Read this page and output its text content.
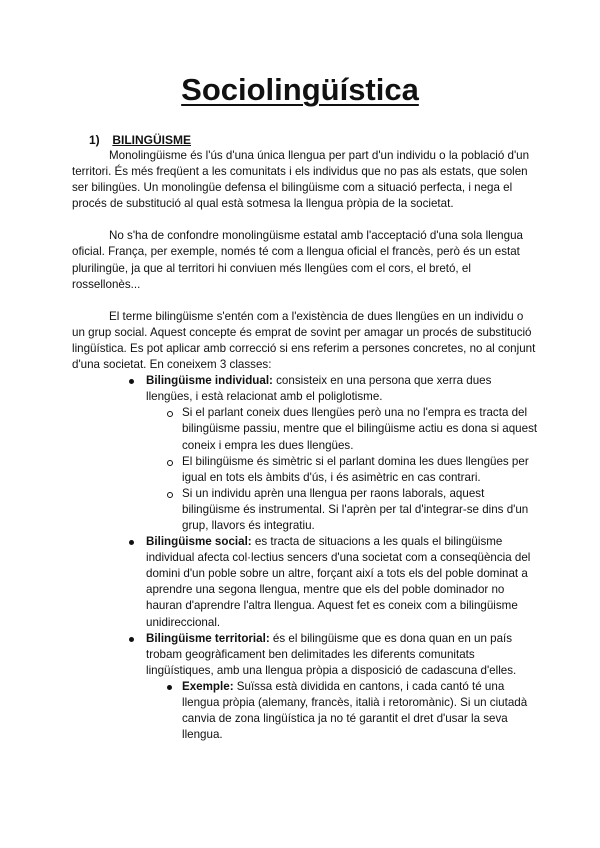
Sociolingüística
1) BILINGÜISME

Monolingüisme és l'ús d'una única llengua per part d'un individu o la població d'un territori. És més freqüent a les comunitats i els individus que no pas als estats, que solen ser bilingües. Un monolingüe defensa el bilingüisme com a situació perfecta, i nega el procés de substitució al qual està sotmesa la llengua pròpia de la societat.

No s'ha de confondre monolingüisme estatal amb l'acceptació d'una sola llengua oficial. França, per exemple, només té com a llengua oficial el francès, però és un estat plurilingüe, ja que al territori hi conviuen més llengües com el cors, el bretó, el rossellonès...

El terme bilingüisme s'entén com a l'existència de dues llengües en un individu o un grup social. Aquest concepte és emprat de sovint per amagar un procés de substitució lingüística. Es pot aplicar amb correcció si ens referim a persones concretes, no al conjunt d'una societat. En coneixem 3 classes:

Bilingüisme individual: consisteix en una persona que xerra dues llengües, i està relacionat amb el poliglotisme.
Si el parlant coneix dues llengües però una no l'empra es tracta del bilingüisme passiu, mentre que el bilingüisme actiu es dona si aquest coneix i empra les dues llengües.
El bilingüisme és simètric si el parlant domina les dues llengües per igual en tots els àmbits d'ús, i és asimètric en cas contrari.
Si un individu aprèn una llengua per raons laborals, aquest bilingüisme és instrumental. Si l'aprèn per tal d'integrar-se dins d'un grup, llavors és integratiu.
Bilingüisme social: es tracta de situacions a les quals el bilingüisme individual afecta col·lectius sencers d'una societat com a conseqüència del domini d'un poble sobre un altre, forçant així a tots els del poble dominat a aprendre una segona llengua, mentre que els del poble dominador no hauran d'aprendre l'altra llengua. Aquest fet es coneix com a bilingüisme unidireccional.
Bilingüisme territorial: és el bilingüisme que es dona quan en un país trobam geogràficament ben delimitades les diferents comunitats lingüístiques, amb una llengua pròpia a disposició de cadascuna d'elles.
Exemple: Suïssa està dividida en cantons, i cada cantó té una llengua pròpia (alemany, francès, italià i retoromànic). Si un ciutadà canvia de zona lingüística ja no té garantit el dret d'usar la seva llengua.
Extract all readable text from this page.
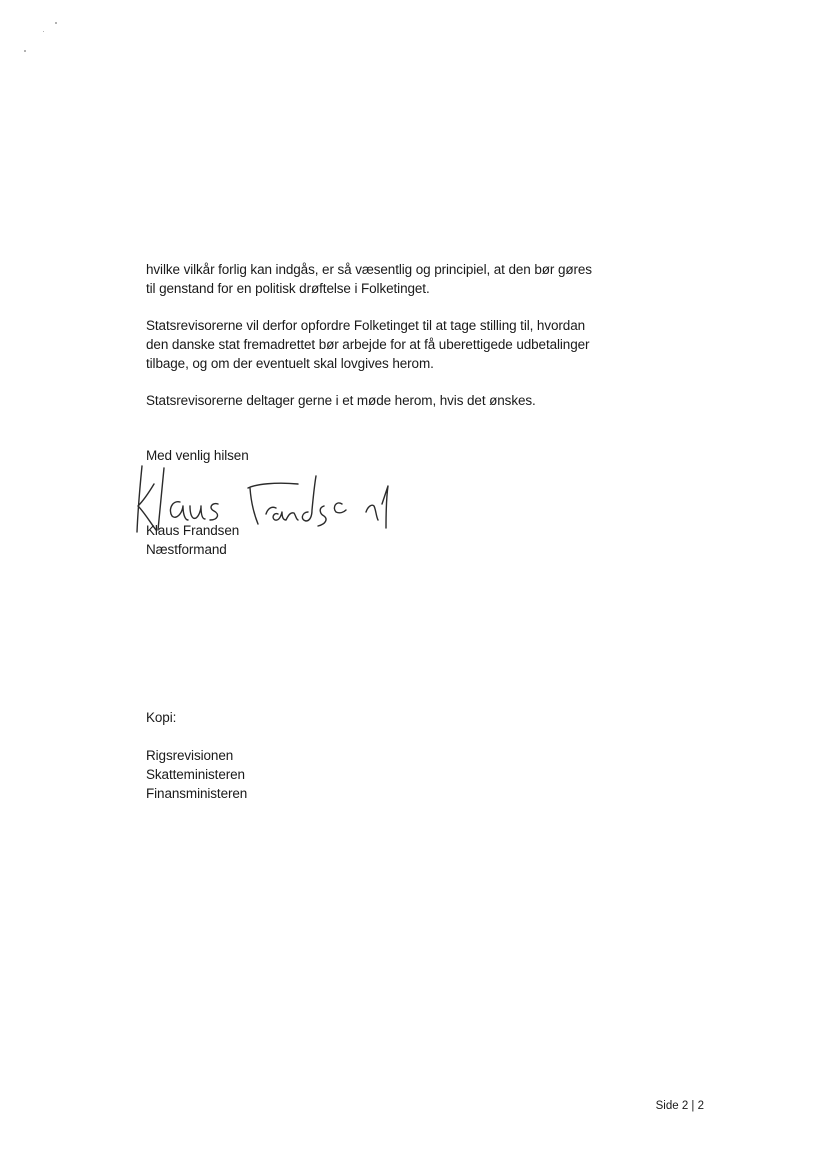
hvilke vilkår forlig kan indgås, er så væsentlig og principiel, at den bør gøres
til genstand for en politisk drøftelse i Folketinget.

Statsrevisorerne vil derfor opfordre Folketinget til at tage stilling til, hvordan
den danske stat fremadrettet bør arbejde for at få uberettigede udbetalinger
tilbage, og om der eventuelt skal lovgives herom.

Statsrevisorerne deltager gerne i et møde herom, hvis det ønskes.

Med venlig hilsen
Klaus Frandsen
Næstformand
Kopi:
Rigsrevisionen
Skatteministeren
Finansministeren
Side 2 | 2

---

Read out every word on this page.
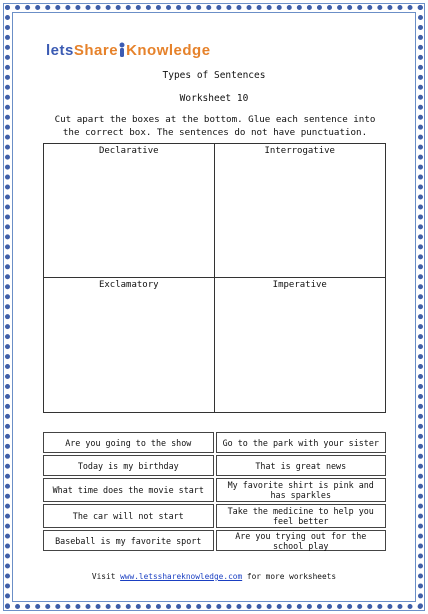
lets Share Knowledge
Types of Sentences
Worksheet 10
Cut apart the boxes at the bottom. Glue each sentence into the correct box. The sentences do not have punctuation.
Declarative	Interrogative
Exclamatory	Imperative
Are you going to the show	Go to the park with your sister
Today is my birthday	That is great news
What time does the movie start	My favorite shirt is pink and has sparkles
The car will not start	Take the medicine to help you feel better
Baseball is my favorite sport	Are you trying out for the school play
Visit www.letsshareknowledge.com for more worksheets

---

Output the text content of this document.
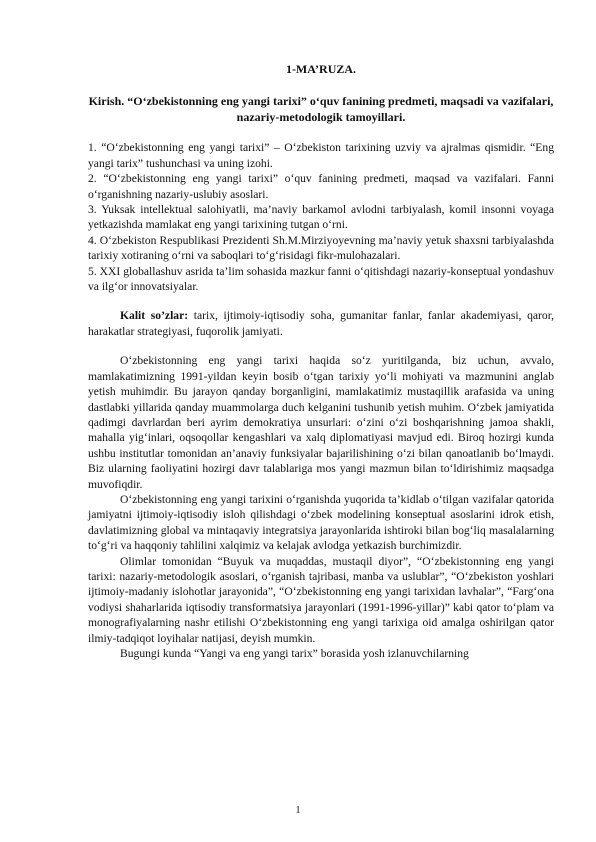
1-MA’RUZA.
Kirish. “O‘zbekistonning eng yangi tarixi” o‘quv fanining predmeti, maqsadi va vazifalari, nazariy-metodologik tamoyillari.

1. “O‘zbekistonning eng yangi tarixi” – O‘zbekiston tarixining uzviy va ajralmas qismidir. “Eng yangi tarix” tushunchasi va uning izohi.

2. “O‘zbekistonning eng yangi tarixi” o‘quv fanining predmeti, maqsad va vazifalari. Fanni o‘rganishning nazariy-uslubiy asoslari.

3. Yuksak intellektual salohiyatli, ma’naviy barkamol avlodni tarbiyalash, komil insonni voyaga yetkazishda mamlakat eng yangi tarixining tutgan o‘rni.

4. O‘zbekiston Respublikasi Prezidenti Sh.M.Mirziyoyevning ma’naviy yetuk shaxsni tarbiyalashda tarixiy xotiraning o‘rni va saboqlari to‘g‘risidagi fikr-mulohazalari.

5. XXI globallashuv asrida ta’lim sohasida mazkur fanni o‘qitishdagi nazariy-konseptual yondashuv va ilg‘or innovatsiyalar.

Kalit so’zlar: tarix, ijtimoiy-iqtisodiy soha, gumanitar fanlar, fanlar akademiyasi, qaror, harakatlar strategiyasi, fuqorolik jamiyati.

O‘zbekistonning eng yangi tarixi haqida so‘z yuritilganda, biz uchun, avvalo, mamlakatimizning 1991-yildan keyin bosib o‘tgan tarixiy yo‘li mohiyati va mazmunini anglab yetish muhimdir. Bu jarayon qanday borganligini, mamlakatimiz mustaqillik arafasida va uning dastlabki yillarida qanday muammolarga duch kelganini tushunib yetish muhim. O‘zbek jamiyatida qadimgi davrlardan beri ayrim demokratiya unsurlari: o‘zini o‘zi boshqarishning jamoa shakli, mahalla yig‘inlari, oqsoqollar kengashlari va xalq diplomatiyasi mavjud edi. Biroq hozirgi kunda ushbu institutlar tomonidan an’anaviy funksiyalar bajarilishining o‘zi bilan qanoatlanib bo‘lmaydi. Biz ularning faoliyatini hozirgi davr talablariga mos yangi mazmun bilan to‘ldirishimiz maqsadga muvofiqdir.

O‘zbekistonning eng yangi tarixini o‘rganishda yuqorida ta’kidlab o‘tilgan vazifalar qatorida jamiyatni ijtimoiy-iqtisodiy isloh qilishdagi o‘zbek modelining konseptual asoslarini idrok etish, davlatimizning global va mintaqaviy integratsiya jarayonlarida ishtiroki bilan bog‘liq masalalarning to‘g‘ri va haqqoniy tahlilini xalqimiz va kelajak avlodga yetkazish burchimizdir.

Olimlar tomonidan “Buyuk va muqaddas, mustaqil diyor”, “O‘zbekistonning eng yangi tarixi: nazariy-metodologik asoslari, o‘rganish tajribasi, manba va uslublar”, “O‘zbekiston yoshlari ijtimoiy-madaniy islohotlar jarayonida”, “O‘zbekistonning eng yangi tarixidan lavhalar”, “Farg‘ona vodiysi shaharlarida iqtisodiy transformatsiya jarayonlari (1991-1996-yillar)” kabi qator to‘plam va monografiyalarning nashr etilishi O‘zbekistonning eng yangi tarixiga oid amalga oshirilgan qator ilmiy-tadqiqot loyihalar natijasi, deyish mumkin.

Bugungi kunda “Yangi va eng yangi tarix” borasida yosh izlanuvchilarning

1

* _REQUEST_
Return all lines of the material above in which the word "dona" occurs.

* _REPLY TO THE TASK_
Si el parlant coneix dues llengües però una no l'empra es tracta del bilingüisme passiu, mentre que el bilingüisme actiu es dona si aquest coneix i empra les dues llengües.
Bilingüisme territorial: és el bilingüisme que es dona quan en un país trobam geogràficament ben delimitades les diferents comunitats lingüístiques, amb una llengua pròpia a disposició de cadascuna d'elles.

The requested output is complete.